▶ **Trabajo por realizar**:
a – Según el documento fuente, ¿de qué materia era la cátedra de C.S. Lewis?
b – Enumere todo aquello con lo que, según el documento fuente, Lewis quiso poblar el blanco del papel.

Un hombre llora junto a un niño mientras están sentados en el último peldaño de una escalera. Son lágrimas de infancia que caen por la pérdida de quien les abrió un paisaje de luz desde las tierras de penumbra. Y son iguales, porque sin ella, sin la madre de uno y la esposa del otro, hubieran permanecido en la cómoda quietud del conformismo de la vida fácil y despegada. Son lágrimas que merecen la pena por toda la vida que ella les regaló en gotas de ánimo y experiencia. El marido, C.S. Lewis, podría haber permanecido en la rutinaria tranquilidad de su cátedra de Literatura, con todo a su alrededor pulcramente ordenado, con olor a madera vieja y a té de las cinco pero apareció ella con su hijo, una escritora norteamericana y entonces, desde las entrañas más escondidas, surgió el impulso de la creación literaria y, de repente, todo cobró sentido mientras se desordenaba esa vida escrupulosamente colocada que él había amado hasta ese instante. El verde de los prados que tanto le gustaba mirar se convirtió en el blanco de un papel que él quiso poblar de fábulas, de cuentos, de fantasía y de la ilusión de niño que llevaba dentro de sí. La felicidad inimaginable había llamado a su puerta y él ni siquiera había mandado a buscarla.

▶ **Datos proporcionados**:
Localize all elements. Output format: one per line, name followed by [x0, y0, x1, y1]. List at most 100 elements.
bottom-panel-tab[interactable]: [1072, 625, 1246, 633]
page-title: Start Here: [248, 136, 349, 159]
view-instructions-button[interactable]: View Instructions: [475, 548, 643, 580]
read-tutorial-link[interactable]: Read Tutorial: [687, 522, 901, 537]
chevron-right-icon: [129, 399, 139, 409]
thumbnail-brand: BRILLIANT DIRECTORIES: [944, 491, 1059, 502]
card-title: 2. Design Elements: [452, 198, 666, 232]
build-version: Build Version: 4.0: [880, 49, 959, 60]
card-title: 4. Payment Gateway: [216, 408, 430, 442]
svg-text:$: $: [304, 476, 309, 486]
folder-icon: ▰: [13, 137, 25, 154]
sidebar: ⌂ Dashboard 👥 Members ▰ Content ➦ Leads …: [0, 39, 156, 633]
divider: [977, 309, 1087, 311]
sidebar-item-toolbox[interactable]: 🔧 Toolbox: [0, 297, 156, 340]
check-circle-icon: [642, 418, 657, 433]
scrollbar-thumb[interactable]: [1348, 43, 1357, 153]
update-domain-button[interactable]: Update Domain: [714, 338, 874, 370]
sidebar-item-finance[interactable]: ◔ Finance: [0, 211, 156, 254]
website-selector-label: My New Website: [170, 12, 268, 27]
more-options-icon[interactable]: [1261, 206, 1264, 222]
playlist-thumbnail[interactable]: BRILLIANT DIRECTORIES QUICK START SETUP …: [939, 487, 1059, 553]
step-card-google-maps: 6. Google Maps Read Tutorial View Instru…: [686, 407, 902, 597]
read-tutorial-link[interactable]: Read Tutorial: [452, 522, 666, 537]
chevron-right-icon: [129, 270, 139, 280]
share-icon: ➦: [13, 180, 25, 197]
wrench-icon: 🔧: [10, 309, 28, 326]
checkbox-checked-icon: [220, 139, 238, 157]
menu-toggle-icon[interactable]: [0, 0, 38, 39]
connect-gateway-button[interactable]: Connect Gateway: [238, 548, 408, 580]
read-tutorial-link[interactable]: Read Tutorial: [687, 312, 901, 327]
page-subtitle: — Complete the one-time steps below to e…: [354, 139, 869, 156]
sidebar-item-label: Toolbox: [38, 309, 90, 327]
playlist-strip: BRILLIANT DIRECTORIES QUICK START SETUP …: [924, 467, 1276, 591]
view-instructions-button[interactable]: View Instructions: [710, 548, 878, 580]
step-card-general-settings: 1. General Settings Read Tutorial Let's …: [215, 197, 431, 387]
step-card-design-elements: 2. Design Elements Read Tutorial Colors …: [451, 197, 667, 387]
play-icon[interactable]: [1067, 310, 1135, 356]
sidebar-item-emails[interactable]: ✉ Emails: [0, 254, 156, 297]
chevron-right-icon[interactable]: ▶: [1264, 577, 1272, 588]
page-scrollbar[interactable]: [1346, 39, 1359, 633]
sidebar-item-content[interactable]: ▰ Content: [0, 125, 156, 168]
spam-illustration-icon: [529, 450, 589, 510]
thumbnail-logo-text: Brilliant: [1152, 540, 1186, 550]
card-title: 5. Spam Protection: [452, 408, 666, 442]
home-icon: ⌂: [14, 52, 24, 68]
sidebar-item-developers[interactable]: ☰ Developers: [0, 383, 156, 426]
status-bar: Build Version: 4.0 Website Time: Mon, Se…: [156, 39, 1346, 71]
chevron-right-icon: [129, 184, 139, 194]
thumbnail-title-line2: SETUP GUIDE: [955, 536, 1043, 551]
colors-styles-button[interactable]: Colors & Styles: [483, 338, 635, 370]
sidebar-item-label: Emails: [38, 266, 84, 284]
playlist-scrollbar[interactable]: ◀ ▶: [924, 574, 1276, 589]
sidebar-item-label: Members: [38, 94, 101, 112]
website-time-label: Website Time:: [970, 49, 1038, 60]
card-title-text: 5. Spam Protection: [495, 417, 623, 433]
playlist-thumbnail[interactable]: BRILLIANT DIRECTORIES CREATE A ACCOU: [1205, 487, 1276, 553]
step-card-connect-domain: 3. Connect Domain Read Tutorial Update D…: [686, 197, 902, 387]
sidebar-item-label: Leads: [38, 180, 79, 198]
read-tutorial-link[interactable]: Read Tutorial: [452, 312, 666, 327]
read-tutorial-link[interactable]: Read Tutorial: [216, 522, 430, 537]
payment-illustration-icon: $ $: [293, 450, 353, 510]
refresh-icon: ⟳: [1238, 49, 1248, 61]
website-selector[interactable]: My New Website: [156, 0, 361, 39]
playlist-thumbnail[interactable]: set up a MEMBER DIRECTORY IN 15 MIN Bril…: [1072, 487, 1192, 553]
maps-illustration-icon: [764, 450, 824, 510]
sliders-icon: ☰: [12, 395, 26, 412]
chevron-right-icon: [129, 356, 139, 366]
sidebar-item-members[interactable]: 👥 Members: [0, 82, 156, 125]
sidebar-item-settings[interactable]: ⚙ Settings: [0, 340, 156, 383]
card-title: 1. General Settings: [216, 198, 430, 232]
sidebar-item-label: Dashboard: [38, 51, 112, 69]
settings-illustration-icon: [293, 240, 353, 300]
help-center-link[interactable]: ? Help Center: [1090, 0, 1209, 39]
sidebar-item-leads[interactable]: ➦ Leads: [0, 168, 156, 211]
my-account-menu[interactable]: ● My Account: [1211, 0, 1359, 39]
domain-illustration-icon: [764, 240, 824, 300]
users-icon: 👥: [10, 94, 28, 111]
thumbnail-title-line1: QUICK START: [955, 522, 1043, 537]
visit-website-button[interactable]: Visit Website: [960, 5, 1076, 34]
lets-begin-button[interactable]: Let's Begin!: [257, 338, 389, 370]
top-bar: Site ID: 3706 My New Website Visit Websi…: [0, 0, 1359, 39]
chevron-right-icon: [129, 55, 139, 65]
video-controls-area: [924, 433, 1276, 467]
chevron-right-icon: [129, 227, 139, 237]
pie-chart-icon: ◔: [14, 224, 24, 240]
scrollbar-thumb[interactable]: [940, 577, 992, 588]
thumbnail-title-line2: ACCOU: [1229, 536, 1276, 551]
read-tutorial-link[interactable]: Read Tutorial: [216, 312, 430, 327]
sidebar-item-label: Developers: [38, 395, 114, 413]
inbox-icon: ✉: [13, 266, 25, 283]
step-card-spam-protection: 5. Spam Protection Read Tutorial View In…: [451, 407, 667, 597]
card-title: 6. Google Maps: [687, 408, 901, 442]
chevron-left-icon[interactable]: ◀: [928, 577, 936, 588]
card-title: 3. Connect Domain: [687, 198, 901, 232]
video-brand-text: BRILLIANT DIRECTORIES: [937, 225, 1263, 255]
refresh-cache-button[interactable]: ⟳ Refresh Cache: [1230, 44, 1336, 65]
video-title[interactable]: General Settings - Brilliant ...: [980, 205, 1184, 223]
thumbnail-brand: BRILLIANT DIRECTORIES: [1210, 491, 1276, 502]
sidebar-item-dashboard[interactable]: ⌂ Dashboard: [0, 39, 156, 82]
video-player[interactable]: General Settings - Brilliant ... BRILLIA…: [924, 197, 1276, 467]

▶ **Respuestas por tarea**:
a – De Literatura.

b –
- Fábulas
- Cuentos
- Fantasía
- La ilusión de niño que llevaba dentro de sí